Short exercise: Return the whole listing exactly as it stands.

* BEGIN Exercise materials *

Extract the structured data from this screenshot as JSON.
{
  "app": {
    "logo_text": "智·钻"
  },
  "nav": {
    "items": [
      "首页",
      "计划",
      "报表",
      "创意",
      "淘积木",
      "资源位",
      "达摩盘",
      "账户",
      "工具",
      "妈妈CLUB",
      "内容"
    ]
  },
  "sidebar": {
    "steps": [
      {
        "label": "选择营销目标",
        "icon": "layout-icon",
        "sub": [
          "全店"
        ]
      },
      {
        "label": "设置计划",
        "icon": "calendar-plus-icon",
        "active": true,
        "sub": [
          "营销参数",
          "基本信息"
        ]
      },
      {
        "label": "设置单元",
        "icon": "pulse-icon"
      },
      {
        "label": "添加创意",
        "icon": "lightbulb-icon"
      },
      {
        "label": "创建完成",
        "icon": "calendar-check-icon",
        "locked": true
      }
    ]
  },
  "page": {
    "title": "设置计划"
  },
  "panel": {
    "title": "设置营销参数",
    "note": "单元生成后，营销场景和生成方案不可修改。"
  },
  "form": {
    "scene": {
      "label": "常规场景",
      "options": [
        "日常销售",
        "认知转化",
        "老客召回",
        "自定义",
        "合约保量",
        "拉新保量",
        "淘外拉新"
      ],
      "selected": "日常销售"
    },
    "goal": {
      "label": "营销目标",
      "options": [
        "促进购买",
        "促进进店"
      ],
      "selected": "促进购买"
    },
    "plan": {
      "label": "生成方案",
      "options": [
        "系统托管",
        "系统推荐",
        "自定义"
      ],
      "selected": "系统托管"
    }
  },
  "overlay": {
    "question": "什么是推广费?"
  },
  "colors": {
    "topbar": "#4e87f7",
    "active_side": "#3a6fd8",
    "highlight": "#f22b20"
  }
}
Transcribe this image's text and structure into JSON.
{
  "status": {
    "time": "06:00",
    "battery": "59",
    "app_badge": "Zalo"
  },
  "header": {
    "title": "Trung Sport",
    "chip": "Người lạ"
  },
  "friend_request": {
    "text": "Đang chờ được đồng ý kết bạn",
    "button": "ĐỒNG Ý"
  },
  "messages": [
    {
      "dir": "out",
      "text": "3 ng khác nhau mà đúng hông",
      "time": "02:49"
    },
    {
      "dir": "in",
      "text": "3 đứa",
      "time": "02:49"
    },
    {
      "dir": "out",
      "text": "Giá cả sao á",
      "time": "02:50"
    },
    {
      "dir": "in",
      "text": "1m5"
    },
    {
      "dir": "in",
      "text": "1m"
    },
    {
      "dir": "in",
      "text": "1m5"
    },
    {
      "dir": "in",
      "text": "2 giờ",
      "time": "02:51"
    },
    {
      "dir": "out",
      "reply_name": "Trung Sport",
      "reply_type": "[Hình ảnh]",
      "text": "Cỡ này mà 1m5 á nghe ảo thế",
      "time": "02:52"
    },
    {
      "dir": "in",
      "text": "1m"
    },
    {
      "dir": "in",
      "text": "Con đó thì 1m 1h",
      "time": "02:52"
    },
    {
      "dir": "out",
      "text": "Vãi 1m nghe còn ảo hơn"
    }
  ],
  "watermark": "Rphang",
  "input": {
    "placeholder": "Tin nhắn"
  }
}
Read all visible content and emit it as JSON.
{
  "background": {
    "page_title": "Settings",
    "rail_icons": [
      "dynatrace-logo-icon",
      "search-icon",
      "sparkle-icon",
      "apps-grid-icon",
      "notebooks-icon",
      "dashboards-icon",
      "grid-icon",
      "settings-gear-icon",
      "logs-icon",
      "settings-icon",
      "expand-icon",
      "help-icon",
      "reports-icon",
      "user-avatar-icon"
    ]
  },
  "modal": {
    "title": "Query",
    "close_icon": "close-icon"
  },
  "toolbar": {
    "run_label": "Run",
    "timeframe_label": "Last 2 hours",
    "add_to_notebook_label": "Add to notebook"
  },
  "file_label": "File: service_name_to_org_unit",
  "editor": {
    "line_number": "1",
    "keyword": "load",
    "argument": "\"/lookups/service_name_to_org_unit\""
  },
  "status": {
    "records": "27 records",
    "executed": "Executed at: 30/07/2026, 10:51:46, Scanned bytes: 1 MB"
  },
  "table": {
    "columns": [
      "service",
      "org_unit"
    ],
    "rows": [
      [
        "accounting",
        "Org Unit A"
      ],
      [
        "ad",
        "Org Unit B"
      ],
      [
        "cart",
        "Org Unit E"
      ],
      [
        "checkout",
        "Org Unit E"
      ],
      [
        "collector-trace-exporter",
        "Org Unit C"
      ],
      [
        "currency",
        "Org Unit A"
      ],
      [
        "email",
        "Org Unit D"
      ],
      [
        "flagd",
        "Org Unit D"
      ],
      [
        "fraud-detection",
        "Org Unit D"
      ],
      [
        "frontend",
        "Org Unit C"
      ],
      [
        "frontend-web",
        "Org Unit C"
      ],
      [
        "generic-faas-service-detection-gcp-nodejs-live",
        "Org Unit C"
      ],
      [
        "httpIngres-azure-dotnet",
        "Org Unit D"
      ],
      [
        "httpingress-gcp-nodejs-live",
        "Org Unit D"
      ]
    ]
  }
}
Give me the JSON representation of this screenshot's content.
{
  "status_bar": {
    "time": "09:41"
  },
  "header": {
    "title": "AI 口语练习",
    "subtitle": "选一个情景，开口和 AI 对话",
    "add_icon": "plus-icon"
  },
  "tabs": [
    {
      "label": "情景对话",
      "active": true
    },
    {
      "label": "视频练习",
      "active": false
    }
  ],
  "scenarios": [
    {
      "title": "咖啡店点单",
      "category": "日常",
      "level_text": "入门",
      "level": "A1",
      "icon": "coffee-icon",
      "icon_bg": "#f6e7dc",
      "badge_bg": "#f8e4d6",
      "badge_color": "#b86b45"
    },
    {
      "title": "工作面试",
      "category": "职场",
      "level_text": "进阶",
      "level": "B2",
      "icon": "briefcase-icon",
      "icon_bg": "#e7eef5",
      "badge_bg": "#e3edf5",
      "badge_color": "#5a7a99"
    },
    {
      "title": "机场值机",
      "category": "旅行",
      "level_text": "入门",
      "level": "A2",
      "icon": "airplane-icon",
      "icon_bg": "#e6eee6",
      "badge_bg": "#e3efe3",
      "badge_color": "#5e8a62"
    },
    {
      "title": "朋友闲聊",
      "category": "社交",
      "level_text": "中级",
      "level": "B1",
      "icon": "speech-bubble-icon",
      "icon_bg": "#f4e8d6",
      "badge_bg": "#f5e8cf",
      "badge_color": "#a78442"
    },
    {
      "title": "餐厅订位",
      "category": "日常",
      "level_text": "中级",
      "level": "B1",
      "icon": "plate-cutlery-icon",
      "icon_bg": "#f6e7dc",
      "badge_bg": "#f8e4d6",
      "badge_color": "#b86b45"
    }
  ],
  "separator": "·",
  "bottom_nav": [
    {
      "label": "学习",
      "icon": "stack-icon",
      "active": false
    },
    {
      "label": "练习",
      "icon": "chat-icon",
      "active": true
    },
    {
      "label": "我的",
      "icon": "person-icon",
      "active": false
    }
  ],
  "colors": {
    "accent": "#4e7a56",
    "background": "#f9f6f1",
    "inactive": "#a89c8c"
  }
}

* END Exercise materials *

Completed exercise:
Extract the structured data from this screenshot as JSON.
{
  "app": {
    "logo_text": "智·钻"
  },
  "nav": {
    "items": [
      "首页",
      "计划",
      "报表",
      "创意",
      "淘积木",
      "资源位",
      "达摩盘",
      "账户",
      "工具",
      "妈妈CLUB",
      "内容"
    ]
  },
  "sidebar": {
    "steps": [
      {
        "label": "选择营销目标",
        "icon": "layout-icon",
        "sub": [
          "全店"
        ]
      },
      {
        "label": "设置计划",
        "icon": "calendar-plus-icon",
        "active": true,
        "sub": [
          "营销参数",
          "基本信息"
        ]
      },
      {
        "label": "设置单元",
        "icon": "pulse-icon"
      },
      {
        "label": "添加创意",
        "icon": "lightbulb-icon"
      },
      {
        "label": "创建完成",
        "icon": "calendar-check-icon",
        "locked": true
      }
    ]
  },
  "page": {
    "title": "设置计划"
  },
  "panel": {
    "title": "设置营销参数",
    "note": "单元生成后，营销场景和生成方案不可修改。"
  },
  "form": {
    "scene": {
      "label": "常规场景",
      "options": [
        "日常销售",
        "认知转化",
        "老客召回",
        "自定义",
        "合约保量",
        "拉新保量",
        "淘外拉新"
      ],
      "selected": "日常销售"
    },
    "goal": {
      "label": "营销目标",
      "options": [
        "促进购买",
        "促进进店"
      ],
      "selected": "促进购买"
    },
    "plan": {
      "label": "生成方案",
      "options": [
        "系统托管",
        "系统推荐",
        "自定义"
      ],
      "selected": "系统托管"
    }
  },
  "overlay": {
    "question": "什么是推广费?"
  },
  "colors": {
    "topbar": "#4e87f7",
    "active_side": "#3a6fd8",
    "highlight": "#f22b20"
  }
}
Transcribe this image's text and structure into JSON.
{
  "status": {
    "time": "06:00",
    "battery": "59",
    "app_badge": "Zalo"
  },
  "header": {
    "title": "Trung Sport",
    "chip": "Người lạ"
  },
  "friend_request": {
    "text": "Đang chờ được đồng ý kết bạn",
    "button": "ĐỒNG Ý"
  },
  "messages": [
    {
      "dir": "out",
      "text": "3 ng khác nhau mà đúng hông",
      "time": "02:49"
    },
    {
      "dir": "in",
      "text": "3 đứa",
      "time": "02:49"
    },
    {
      "dir": "out",
      "text": "Giá cả sao á",
      "time": "02:50"
    },
    {
      "dir": "in",
      "text": "1m5"
    },
    {
      "dir": "in",
      "text": "1m"
    },
    {
      "dir": "in",
      "text": "1m5"
    },
    {
      "dir": "in",
      "text": "2 giờ",
      "time": "02:51"
    },
    {
      "dir": "out",
      "reply_name": "Trung Sport",
      "reply_type": "[Hình ảnh]",
      "text": "Cỡ này mà 1m5 á nghe ảo thế",
      "time": "02:52"
    },
    {
      "dir": "in",
      "text": "1m"
    },
    {
      "dir": "in",
      "text": "Con đó thì 1m 1h",
      "time": "02:52"
    },
    {
      "dir": "out",
      "text": "Vãi 1m nghe còn ảo hơn"
    }
  ],
  "watermark": "Rphang",
  "input": {
    "placeholder": "Tin nhắn"
  }
}
Read all visible content and emit it as JSON.
{
  "background": {
    "page_title": "Settings",
    "rail_icons": [
      "dynatrace-logo-icon",
      "search-icon",
      "sparkle-icon",
      "apps-grid-icon",
      "notebooks-icon",
      "dashboards-icon",
      "grid-icon",
      "settings-gear-icon",
      "logs-icon",
      "settings-icon",
      "expand-icon",
      "help-icon",
      "reports-icon",
      "user-avatar-icon"
    ]
  },
  "modal": {
    "title": "Query",
    "close_icon": "close-icon"
  },
  "toolbar": {
    "run_label": "Run",
    "timeframe_label": "Last 2 hours",
    "add_to_notebook_label": "Add to notebook"
  },
  "file_label": "File: service_name_to_org_unit",
  "editor": {
    "line_number": "1",
    "keyword": "load",
    "argument": "\"/lookups/service_name_to_org_unit\""
  },
  "status": {
    "records": "27 records",
    "executed": "Executed at: 30/07/2026, 10:51:46, Scanned bytes: 1 MB"
  },
  "table": {
    "columns": [
      "service",
      "org_unit"
    ],
    "rows": [
      [
        "accounting",
        "Org Unit A"
      ],
      [
        "ad",
        "Org Unit B"
      ],
      [
        "cart",
        "Org Unit E"
      ],
      [
        "checkout",
        "Org Unit E"
      ],
      [
        "collector-trace-exporter",
        "Org Unit C"
      ],
      [
        "currency",
        "Org Unit A"
      ],
      [
        "email",
        "Org Unit D"
      ],
      [
        "flagd",
        "Org Unit D"
      ],
      [
        "fraud-detection",
        "Org Unit D"
      ],
      [
        "frontend",
        "Org Unit C"
      ],
      [
        "frontend-web",
        "Org Unit C"
      ],
      [
        "generic-faas-service-detection-gcp-nodejs-live",
        "Org Unit C"
      ],
      [
        "httpIngres-azure-dotnet",
        "Org Unit D"
      ],
      [
        "httpingress-gcp-nodejs-live",
        "Org Unit D"
      ]
    ]
  }
}
Give me the JSON representation of this screenshot's content.
{
  "status_bar": {
    "time": "09:41"
  },
  "header": {
    "title": "AI 口语练习",
    "subtitle": "选一个情景，开口和 AI 对话",
    "add_icon": "plus-icon"
  },
  "tabs": [
    {
      "label": "情景对话",
      "active": true
    },
    {
      "label": "视频练习",
      "active": false
    }
  ],
  "scenarios": [
    {
      "title": "咖啡店点单",
      "category": "日常",
      "level_text": "入门",
      "level": "A1",
      "icon": "coffee-icon",
      "icon_bg": "#f6e7dc",
      "badge_bg": "#f8e4d6",
      "badge_color": "#b86b45"
    },
    {
      "title": "工作面试",
      "category": "职场",
      "level_text": "进阶",
      "level": "B2",
      "icon": "briefcase-icon",
      "icon_bg": "#e7eef5",
      "badge_bg": "#e3edf5",
      "badge_color": "#5a7a99"
    },
    {
      "title": "机场值机",
      "category": "旅行",
      "level_text": "入门",
      "level": "A2",
      "icon": "airplane-icon",
      "icon_bg": "#e6eee6",
      "badge_bg": "#e3efe3",
      "badge_color": "#5e8a62"
    },
    {
      "title": "朋友闲聊",
      "category": "社交",
      "level_text": "中级",
      "level": "B1",
      "icon": "speech-bubble-icon",
      "icon_bg": "#f4e8d6",
      "badge_bg": "#f5e8cf",
      "badge_color": "#a78442"
    },
    {
      "title": "餐厅订位",
      "category": "日常",
      "level_text": "中级",
      "level": "B1",
      "icon": "plate-cutlery-icon",
      "icon_bg": "#f6e7dc",
      "badge_bg": "#f8e4d6",
      "badge_color": "#b86b45"
    }
  ],
  "separator": "·",
  "bottom_nav": [
    {
      "label": "学习",
      "icon": "stack-icon",
      "active": false
    },
    {
      "label": "练习",
      "icon": "chat-icon",
      "active": true
    },
    {
      "label": "我的",
      "icon": "person-icon",
      "active": false
    }
  ],
  "colors": {
    "accent": "#4e7a56",
    "background": "#f9f6f1",
    "inactive": "#a89c8c"
  }
}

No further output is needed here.